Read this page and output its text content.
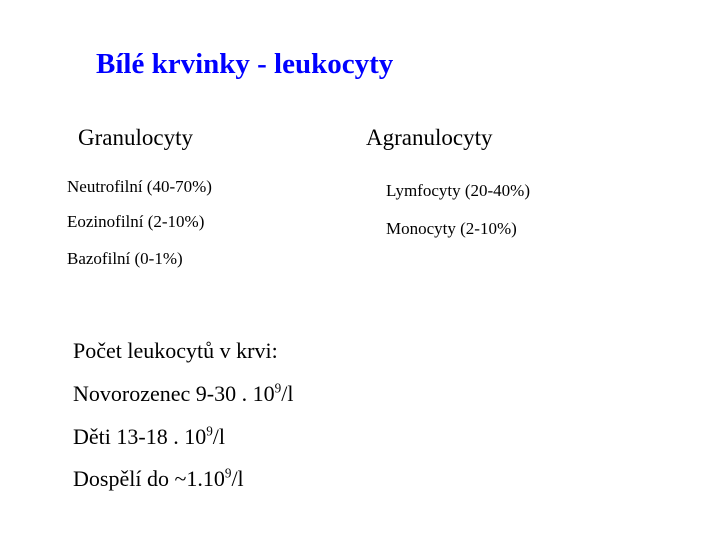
Bílé krvinky - leukocyty
Granulocyty	Agranulocyty
Neutrofilní (40-70%)
Eozinofilní (2-10%)
Bazofilní (0-1%)
Lymfocyty (20-40%)
Monocyty (2-10%)
Počet leukocytů v krvi:
Novorozenec 9-30 . $10^9/l$
Děti 13-18 . $10^9/l$
Dospělí do ~1.10$^9$/l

· · ·

# [Exercise instructions]
Print each entry shown above with exact wording and no pictures.

# [Response to this exercise]
Read this page and output its text content.
Bílé krvinky - leukocyty
Granulocyty	Agranulocyty
Neutrofilní (40-70%)
Eozinofilní (2-10%)
Bazofilní (0-1%)
Lymfocyty (20-40%)
Monocyty (2-10%)
Počet leukocytů v krvi:
Novorozenec 9-30 . $10^9/l$
Děti 13-18 . $10^9/l$
Dospělí do ~1.10$^9$/l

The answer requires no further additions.